* _Requirement_
From the entries that follow, extract each line holding the string "which".

* _Material to process_
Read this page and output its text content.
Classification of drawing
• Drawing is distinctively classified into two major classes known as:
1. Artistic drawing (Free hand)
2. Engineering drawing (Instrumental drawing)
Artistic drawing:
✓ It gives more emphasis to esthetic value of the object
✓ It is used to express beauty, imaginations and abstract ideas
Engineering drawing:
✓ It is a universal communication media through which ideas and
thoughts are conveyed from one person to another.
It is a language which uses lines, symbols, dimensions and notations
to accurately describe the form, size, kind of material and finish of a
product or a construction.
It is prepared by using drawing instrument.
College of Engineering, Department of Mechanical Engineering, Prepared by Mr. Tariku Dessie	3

* _The reply_
✓ It is a universal communication media through which ideas and
It is a language which uses lines, symbols, dimensions and notations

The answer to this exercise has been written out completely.